Shoprite Holdings Ltd has reported group full-year earnings of 141 billon rand or N3.86 trillion for its financial year ended July 2017 with sales from Nigeria and Angola, two of its key markets outside South Africa contributing strongly to group sales.
The company recorded significant growth in naira sales, despite recession that hit the country last year. Analysts however believe that Shoprite’s dominance in essential commodity sales and move into the sales of mainly local products helped it weather the stormy economy.
Even though the South African based retailer did not release its exact sales figures for Nigeria, it announced that it grew its naira sales in the country by 48.2 percent in the year to July 2, 2017. Shoprite also announced that it increased its customer numbers in the country by 38.2 percent in the year to July 2017.
“Supermarkets outside South Africa, which trades in 14 countries in the rest of Africa and the Indian Ocean islands, again produced healthy results. The 308 outlets generated sales of R24.8 billion (N682 billion), 11.7 percent higher than the corresponding period (52 weeks: 13.5%). Angola and Nigeria continue to be the top performers, despite a shortage of foreign currency in these oil-producing countries,” according to a statement by Shoprite released yesterday.
Throwing light on its Nigerian operations, Shoprite noted that “Restrictions on key imported lines remained a challenge in Nigeria, but through a focused marketing drive on local products ,we managed to generate a 48.2 percent sales growth (52 weeks: 50.2%) in local currency,” the retailer said.
“Notwithstanding the trading difficulties, the customer base remains healthy, with the Group’s supermarkets in Nigeria increasing customers by 38.2 percent.”
The company also said that local products now make up 80 percent of its sales in the country, a boost to local manufacturers and the quest to promote “Made-in-Nigeria” goods locally and internationally.
Shoprite has 23 stores in Nigeria, with a further two under construction.
■ ■ ■ ■ ■ ■ ■
Exercise A:
Rewrite the paragraph of the Shoprite article that begins "Even though the South African based retailer" as a short bulleted list, keeping its main facts.
Exercise B:
Reproduce the Shoprite article word for word from "Even though the" to "Shoprite released yesterday.".
Exercise C:
Take the Shoprite article further, starting right after its last sentence.
The listing that comes next is from a different source than the Shoprite article.

Data extract:
■ ■ ■ ■ ■ ■ ■
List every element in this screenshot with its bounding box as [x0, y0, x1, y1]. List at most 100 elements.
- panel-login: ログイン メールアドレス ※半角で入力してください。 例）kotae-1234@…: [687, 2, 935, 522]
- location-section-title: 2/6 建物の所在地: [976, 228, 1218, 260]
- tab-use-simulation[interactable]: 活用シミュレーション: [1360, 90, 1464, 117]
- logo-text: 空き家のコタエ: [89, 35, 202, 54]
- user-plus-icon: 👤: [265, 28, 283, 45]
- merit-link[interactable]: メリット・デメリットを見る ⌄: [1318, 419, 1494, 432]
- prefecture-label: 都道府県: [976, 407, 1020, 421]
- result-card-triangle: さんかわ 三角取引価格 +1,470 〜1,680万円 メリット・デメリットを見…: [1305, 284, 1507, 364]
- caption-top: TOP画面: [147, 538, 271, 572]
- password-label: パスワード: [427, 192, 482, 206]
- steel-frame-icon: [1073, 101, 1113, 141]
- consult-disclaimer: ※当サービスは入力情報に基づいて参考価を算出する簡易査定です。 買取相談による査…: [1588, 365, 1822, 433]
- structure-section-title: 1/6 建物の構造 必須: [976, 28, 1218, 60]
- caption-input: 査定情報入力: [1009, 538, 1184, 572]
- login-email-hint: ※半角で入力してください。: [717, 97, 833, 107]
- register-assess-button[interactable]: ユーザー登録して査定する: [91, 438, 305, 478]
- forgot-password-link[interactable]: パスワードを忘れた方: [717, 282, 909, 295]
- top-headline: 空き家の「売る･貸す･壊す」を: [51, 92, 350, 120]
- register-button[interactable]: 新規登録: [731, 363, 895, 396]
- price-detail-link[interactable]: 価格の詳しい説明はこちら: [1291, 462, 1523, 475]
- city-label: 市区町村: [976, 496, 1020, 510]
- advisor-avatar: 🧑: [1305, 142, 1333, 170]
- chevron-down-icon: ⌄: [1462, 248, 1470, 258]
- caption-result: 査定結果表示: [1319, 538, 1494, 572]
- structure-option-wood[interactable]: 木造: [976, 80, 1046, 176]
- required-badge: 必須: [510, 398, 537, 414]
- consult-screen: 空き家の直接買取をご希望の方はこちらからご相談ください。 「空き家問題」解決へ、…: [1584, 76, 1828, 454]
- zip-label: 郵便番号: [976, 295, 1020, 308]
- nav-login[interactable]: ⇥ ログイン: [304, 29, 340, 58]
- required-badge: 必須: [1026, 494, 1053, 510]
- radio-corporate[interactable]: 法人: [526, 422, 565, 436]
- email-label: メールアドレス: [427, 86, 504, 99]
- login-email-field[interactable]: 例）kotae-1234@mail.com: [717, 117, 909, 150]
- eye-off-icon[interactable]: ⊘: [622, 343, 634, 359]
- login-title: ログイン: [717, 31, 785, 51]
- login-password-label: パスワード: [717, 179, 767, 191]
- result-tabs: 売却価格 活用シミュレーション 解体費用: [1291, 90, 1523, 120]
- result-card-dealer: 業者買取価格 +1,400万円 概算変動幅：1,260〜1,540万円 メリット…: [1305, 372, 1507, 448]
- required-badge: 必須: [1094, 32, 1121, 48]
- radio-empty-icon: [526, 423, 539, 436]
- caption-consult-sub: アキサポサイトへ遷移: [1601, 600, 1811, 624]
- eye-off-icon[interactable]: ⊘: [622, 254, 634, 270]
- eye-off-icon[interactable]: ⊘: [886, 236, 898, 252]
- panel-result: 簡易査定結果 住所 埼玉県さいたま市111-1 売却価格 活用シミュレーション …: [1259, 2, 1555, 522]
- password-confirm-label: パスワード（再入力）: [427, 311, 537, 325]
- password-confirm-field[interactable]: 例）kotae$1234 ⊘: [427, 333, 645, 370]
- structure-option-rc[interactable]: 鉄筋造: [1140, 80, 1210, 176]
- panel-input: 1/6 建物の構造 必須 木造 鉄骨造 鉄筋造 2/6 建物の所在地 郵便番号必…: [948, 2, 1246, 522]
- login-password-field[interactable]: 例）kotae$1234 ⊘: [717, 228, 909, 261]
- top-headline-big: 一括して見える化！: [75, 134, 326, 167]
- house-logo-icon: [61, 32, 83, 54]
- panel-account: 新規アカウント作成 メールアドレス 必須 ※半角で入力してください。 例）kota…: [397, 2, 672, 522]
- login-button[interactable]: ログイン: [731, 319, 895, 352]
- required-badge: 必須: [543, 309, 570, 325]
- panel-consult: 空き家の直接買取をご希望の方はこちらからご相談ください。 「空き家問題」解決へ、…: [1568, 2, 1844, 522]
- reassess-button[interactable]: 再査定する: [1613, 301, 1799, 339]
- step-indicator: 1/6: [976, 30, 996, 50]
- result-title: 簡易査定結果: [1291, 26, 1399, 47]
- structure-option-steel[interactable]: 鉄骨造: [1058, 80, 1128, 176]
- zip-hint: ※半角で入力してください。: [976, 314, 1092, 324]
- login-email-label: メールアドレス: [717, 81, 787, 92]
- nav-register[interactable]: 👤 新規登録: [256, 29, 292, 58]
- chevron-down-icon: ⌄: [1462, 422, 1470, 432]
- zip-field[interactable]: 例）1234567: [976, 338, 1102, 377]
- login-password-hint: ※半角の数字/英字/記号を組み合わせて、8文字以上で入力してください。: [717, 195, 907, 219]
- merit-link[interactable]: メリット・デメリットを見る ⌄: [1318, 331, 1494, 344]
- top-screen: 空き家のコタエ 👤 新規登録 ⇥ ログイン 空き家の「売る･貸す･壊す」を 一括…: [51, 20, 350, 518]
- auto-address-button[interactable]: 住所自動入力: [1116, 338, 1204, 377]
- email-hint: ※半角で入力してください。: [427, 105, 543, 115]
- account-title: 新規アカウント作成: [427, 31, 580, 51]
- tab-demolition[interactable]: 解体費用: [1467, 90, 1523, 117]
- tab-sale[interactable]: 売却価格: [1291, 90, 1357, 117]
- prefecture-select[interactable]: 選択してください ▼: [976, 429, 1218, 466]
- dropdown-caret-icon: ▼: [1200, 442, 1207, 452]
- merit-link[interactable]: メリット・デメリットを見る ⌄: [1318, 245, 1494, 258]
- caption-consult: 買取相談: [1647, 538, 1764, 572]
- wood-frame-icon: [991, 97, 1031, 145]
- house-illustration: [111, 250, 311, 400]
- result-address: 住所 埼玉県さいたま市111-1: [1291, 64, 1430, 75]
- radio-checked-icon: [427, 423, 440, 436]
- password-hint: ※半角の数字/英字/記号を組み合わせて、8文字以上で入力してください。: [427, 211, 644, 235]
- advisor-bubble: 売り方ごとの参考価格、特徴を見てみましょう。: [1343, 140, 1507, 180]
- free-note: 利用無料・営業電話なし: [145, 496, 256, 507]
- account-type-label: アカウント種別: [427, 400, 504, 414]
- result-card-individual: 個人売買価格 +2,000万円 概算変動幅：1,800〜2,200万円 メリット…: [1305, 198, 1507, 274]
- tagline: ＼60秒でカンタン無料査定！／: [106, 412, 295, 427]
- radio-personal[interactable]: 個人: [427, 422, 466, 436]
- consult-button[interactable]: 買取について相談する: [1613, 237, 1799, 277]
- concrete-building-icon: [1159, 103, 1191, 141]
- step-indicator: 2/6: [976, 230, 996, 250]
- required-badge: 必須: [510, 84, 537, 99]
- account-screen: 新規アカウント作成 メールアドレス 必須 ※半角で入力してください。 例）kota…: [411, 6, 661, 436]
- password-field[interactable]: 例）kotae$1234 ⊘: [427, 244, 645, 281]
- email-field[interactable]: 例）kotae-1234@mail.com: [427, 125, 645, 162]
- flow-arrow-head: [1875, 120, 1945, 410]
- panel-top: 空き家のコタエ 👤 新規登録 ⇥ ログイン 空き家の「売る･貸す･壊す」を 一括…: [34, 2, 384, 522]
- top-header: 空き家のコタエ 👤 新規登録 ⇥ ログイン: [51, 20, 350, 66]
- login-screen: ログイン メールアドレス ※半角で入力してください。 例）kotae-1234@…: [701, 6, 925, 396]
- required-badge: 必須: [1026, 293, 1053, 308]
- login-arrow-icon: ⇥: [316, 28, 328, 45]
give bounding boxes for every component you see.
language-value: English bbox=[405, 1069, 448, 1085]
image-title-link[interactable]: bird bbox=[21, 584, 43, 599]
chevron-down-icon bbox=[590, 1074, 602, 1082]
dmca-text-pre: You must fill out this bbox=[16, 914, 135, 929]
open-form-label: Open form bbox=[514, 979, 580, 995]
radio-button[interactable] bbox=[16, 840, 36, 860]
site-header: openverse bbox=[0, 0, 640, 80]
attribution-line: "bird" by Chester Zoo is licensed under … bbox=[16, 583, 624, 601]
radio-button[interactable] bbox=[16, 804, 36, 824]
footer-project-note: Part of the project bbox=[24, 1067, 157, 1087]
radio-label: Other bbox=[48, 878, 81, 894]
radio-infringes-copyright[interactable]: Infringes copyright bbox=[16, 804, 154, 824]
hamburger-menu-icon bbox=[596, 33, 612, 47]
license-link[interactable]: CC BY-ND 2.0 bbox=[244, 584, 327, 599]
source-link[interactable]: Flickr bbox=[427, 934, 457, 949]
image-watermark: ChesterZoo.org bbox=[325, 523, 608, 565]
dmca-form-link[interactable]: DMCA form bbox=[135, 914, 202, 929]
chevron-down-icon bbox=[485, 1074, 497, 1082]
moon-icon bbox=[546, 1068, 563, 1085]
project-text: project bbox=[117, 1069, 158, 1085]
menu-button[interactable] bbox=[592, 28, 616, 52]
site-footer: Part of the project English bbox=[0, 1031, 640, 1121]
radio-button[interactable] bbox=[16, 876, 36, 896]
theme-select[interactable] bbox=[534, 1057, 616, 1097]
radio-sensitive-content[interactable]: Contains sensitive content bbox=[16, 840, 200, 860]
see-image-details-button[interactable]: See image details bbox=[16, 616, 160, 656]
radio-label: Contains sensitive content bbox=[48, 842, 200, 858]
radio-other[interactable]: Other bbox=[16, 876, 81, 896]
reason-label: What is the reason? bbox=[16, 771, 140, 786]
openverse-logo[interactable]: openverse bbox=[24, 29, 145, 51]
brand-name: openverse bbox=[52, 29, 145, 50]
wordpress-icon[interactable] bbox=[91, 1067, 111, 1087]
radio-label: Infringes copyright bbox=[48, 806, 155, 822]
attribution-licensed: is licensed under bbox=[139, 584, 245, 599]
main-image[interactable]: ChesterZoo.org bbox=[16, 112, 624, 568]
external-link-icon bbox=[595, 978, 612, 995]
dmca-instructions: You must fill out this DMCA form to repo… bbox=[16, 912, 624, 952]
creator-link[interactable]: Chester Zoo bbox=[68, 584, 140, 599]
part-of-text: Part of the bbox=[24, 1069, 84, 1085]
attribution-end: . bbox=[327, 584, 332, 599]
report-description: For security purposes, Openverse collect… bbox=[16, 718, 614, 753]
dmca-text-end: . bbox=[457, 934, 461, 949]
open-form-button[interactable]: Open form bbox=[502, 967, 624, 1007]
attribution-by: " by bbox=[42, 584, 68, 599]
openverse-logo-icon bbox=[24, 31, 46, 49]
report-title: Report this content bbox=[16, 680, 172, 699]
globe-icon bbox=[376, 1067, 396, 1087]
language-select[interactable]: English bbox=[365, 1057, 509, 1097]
■ ■ ■ ■ ■ ■ ■
Written reply A:
- Shoprite did not release its exact sales figures for Nigeria.
- Its naira sales in Nigeria grew by 48.2 percent in the year to July 2, 2017.
- Its customer numbers in Nigeria rose by 38.2 percent in the year to July 2017.

Written reply B:
Even though the South African based retailer did not release its exact sales figures for Nigeria, it announced that it grew its naira sales in the country by 48.2 percent in the year to July 2, 2017. Shoprite also announced that it increased its customer numbers in the country by 38.2 percent in the year to July 2017.
“Supermarkets outside South Africa, which trades in 14 countries in the rest of Africa and the Indian Ocean islands, again produced healthy results. The 308 outlets generated sales of R24.8 billion (N682 billion), 11.7 percent higher than the corresponding period (52 weeks: 13.5%). Angola and Nigeria continue to be the top performers, despite a shortage of foreign currency in these oil-producing countries,” according to a statement by Shoprite released yesterday.

Written reply C:
Shoprite said Nigeria holds significant growth potential for the Group, despite short-term issues, including the oil price, a devaluing currency and the ban on certain imports to stem the outflow of dollars.
Headline earnings per share, which exclude one-time items, rose 12 percent to 10.07 rand, the Cape Town-based company said in a statement.
The shares rose 2.5 percent to 206.08 rand as of 9:23 a.m. in Johannesburg, extending the year’s gain to 20 percent and valuing the company at 123 billion rand ($9.4 billion).
We believe there is room for further growth as we continue to improve efficiencies and profitability, both in South Africa and beyond the country’s borders,” Chief Executive Officer, Pieter Engelbrecht said.
With a growing urban population seeking greater convenience and comfort while shopping, and with many state governments keen to modernise trading standards, modern grocery retailers and non-grocery retailing in addition to internet retailing have posted strong growth rates, says Euromonitor in a report on Nigeria’s retail market.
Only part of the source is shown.